_Task brief:_ Check each line for the word "mixing" and give how many have it. Say nothing else.

Records contained in a dataset:

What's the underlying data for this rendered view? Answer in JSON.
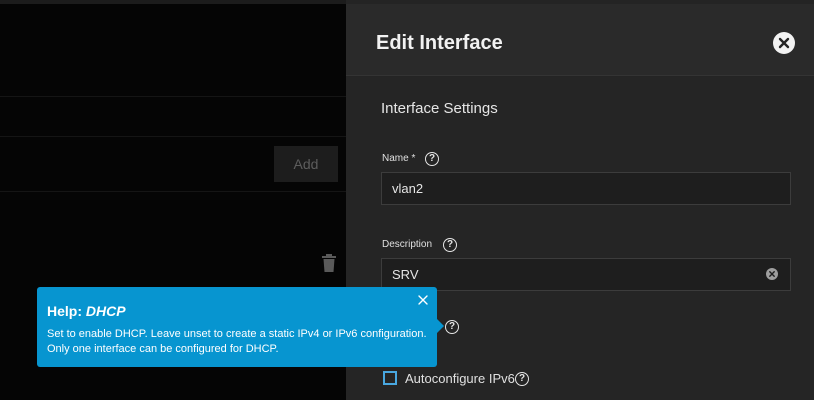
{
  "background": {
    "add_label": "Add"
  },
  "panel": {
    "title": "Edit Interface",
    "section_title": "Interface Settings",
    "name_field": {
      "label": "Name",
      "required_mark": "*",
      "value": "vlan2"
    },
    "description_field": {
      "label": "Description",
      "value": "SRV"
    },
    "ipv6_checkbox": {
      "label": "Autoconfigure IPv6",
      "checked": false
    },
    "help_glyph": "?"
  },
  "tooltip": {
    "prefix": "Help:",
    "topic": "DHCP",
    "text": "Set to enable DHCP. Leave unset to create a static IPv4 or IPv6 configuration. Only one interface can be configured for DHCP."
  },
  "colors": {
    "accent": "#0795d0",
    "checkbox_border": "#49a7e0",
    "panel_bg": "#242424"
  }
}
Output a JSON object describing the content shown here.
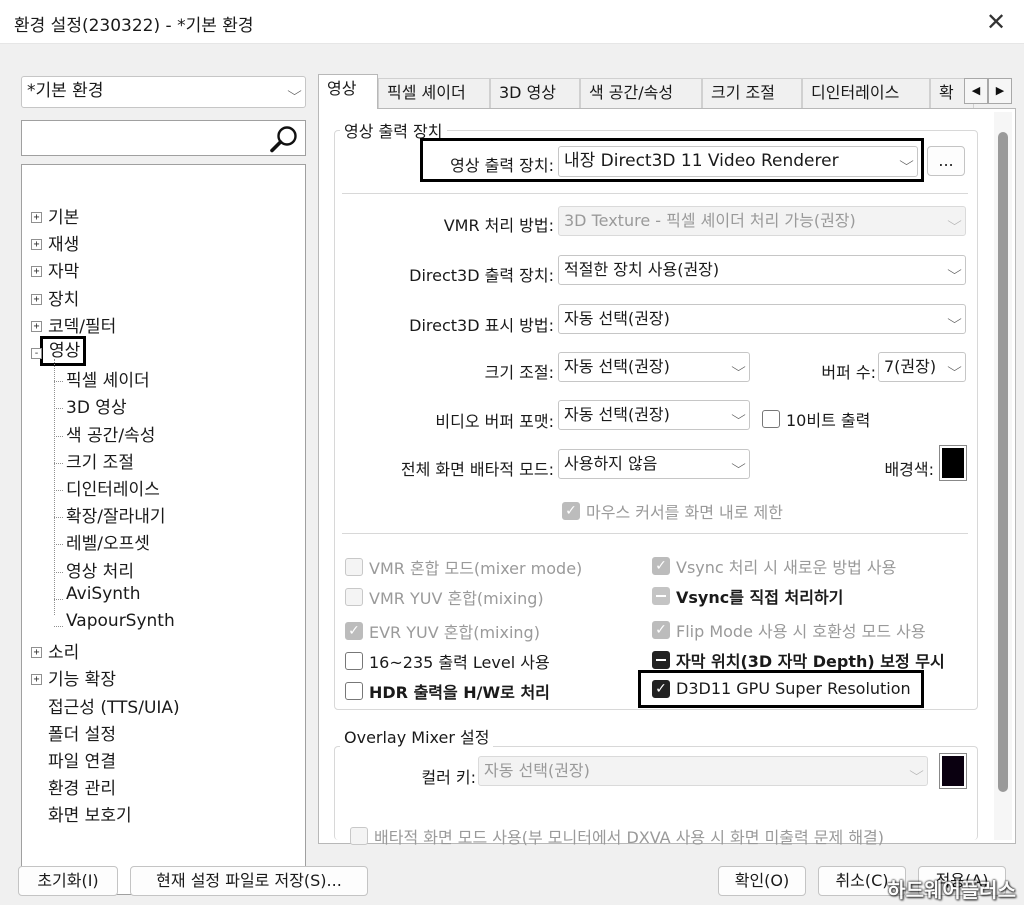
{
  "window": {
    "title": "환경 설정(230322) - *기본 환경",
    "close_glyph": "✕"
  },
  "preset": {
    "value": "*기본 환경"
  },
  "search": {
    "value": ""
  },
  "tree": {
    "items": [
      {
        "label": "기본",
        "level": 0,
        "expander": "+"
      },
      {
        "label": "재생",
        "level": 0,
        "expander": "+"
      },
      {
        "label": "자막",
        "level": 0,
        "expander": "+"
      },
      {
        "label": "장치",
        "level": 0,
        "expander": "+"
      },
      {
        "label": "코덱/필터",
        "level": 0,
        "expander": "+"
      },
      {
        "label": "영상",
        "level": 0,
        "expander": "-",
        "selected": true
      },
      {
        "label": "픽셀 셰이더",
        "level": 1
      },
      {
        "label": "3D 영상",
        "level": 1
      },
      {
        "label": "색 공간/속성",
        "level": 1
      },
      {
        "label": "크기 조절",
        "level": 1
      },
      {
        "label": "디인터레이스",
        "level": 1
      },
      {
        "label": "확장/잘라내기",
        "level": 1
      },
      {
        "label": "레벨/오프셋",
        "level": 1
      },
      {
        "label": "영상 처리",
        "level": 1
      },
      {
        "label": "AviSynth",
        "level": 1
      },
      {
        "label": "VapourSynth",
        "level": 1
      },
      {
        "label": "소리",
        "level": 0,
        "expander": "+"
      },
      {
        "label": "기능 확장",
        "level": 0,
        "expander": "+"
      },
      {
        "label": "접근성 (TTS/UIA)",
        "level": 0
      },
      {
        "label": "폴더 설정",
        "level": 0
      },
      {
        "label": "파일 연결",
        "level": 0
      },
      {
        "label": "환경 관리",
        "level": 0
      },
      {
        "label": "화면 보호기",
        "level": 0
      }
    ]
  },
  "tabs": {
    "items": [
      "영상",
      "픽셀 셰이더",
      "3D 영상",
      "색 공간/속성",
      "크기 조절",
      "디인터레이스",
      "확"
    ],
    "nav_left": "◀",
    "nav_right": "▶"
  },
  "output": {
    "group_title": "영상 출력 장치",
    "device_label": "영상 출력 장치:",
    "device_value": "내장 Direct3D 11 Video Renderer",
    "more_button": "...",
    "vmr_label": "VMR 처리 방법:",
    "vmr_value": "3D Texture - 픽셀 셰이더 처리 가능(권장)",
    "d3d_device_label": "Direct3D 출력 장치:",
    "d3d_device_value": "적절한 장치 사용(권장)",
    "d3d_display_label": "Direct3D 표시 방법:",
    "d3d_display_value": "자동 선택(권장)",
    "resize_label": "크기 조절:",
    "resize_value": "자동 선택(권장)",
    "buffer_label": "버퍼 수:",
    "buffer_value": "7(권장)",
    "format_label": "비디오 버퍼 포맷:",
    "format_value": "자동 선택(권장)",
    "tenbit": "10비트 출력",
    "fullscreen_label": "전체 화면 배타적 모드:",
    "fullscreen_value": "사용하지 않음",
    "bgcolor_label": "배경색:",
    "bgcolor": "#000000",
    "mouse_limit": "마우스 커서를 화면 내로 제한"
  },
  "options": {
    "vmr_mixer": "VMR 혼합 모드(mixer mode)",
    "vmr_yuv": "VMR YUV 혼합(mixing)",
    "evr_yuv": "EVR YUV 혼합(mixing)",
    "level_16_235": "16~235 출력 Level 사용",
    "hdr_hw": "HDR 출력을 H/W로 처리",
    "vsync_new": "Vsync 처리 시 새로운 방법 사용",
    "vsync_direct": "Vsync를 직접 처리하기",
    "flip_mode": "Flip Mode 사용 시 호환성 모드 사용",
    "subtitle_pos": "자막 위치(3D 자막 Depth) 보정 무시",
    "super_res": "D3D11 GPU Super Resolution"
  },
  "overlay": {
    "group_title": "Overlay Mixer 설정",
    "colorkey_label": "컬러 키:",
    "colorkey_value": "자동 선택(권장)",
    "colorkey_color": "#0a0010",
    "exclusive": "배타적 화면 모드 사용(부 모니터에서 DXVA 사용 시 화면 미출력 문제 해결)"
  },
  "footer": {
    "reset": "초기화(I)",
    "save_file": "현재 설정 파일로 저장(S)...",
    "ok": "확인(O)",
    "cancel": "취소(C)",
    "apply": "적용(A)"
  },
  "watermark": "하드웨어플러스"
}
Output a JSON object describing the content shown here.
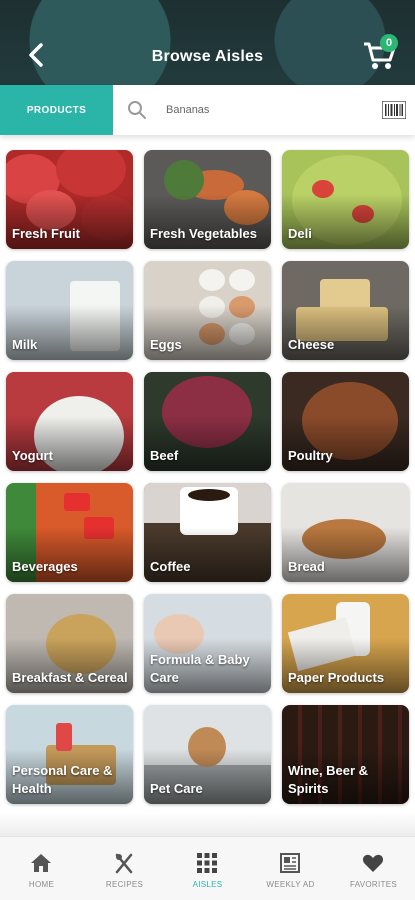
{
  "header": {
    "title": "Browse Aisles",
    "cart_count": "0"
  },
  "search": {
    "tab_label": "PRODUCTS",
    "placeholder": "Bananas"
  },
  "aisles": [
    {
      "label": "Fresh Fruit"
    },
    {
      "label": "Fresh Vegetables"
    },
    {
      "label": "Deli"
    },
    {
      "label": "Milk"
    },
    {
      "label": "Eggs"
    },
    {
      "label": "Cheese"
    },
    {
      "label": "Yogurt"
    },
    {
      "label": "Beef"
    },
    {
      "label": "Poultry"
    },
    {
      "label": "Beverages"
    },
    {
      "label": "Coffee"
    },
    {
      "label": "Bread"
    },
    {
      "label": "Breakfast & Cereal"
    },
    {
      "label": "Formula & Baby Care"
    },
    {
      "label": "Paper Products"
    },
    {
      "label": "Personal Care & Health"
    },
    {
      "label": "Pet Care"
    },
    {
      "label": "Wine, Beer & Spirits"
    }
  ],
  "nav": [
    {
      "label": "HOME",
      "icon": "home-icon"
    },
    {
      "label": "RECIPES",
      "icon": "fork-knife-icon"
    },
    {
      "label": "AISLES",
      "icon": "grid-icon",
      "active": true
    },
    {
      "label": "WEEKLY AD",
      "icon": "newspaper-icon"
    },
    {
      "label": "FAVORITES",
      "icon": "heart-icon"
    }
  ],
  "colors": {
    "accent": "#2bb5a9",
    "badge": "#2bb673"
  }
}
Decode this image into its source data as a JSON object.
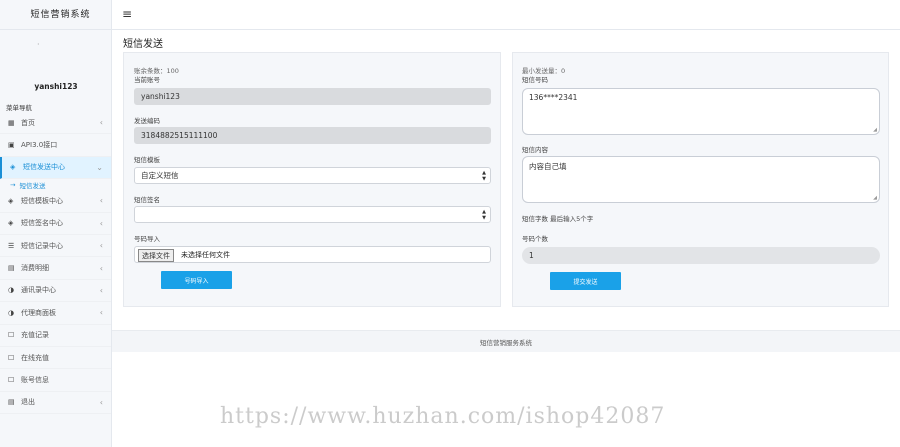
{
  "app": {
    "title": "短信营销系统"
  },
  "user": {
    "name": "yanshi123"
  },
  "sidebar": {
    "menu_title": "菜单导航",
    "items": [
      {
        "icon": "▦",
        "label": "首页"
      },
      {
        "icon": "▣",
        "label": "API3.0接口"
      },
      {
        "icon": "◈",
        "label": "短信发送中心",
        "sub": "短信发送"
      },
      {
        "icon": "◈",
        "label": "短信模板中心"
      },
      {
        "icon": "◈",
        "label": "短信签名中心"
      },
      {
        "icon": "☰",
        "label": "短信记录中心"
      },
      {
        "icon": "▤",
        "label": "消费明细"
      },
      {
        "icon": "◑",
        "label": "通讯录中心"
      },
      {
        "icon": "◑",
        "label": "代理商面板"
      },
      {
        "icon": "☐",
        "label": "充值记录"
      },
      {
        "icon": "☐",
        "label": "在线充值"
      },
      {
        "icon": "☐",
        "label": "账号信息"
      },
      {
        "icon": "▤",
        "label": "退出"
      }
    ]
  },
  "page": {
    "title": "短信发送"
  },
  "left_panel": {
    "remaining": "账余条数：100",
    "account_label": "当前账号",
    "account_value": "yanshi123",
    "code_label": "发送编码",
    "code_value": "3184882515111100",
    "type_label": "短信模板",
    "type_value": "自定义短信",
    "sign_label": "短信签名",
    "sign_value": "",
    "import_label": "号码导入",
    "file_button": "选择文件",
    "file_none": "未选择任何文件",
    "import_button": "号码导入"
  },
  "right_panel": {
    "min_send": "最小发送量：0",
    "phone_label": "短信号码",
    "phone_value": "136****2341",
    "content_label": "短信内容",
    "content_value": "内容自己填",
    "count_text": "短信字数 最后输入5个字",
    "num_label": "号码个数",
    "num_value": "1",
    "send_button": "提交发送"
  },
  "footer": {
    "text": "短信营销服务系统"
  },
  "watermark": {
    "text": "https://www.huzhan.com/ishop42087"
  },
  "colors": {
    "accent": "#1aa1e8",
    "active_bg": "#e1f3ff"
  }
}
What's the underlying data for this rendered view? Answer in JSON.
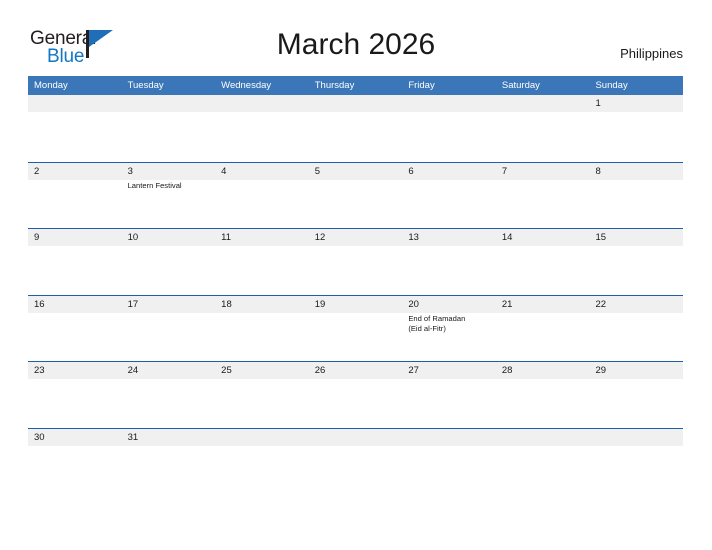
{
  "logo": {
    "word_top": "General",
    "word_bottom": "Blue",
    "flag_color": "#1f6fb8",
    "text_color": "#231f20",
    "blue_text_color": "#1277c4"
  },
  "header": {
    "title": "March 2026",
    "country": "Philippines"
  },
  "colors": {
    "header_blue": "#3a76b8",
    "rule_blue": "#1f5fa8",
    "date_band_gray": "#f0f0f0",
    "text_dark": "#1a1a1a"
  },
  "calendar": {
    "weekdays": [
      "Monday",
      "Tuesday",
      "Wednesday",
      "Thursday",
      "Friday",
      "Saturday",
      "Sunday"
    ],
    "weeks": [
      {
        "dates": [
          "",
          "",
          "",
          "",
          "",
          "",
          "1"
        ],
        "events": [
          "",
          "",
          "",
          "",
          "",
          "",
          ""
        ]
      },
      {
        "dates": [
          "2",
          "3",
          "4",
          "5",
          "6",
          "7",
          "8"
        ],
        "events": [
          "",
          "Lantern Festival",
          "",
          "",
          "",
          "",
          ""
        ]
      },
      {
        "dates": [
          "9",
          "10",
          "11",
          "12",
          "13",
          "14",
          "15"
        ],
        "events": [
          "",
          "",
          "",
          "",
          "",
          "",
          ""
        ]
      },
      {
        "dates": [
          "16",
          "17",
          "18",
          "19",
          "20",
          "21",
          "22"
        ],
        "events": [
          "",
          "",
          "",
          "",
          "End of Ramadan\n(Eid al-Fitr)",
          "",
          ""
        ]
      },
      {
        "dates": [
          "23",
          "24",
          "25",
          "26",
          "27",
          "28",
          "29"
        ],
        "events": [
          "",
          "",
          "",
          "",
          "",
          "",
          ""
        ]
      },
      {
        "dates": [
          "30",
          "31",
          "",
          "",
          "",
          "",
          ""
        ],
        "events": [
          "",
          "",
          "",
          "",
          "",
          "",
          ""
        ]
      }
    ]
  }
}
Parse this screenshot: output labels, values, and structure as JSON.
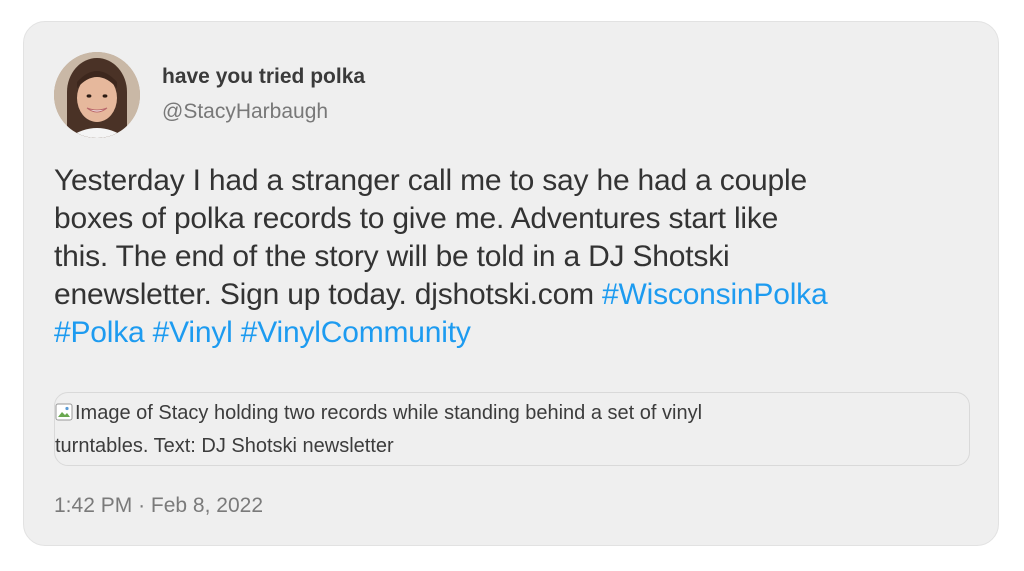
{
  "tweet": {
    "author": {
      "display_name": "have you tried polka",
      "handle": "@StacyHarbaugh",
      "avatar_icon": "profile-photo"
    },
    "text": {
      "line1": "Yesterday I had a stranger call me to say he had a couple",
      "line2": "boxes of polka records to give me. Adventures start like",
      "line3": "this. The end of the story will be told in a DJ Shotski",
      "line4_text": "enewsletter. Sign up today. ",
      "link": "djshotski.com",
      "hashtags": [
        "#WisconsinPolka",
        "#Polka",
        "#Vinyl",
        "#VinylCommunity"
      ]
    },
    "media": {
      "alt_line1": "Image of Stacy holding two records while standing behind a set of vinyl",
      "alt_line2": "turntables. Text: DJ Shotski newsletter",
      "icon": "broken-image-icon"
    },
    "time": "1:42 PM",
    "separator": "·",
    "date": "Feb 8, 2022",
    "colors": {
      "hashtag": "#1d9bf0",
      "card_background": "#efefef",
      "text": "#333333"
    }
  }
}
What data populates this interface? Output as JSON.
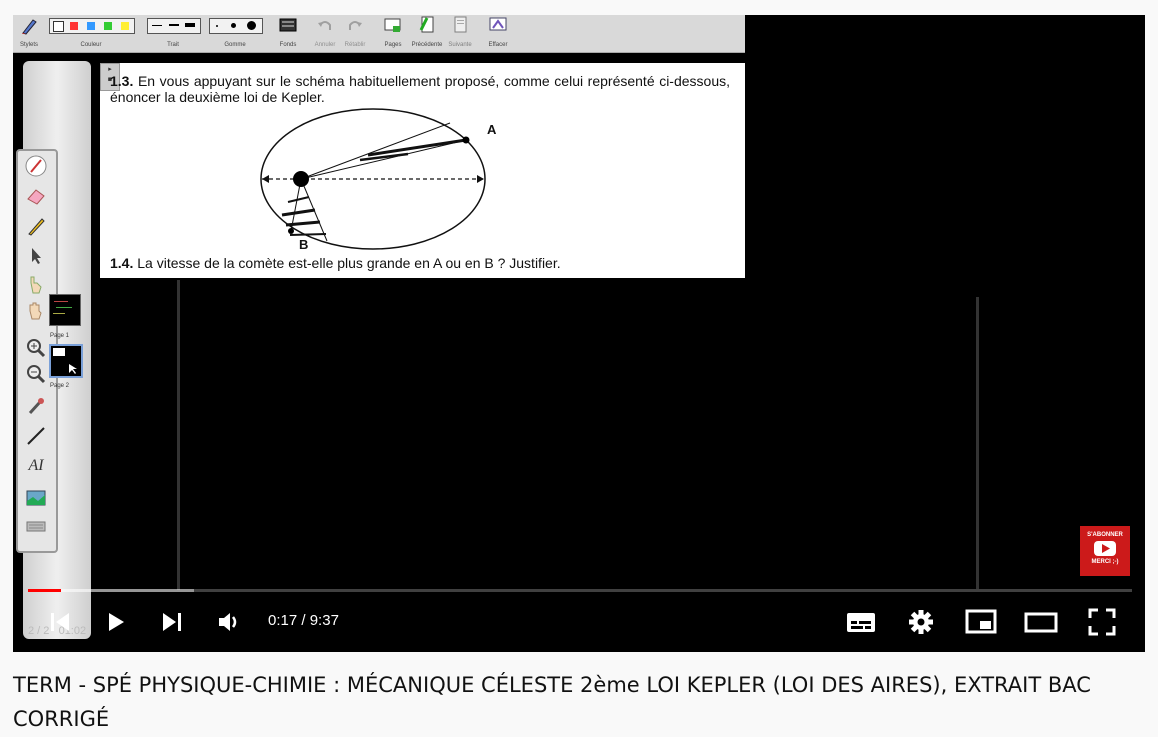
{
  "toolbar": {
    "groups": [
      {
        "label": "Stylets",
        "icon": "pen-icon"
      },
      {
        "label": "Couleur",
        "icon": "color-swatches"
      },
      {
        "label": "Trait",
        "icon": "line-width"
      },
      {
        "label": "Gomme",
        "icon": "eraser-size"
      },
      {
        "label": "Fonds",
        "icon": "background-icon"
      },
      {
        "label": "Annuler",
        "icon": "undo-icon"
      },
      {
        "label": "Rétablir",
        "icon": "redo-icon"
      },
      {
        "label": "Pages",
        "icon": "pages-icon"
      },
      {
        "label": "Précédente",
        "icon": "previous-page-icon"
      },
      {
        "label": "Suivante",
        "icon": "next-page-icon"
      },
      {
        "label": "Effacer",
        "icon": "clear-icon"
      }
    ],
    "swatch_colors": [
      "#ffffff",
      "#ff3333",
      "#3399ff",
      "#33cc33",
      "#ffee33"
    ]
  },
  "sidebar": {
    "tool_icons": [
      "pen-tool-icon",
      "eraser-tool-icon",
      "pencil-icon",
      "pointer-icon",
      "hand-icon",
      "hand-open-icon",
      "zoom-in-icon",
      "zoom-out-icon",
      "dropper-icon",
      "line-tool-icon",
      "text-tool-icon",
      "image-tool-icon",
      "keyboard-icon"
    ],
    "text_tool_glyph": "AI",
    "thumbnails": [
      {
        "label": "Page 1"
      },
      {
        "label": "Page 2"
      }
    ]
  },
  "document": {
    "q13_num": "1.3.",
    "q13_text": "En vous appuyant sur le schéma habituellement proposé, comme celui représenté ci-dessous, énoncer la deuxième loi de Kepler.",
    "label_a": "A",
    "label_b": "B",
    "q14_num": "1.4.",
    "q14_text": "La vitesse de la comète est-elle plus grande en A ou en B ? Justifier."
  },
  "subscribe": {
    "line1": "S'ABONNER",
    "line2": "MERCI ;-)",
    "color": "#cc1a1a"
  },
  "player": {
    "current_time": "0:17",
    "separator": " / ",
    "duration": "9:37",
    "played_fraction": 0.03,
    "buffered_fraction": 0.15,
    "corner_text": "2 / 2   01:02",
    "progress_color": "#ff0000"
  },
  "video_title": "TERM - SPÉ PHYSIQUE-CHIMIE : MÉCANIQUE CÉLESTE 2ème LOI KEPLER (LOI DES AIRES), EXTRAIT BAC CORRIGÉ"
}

_Worked solution:_ 2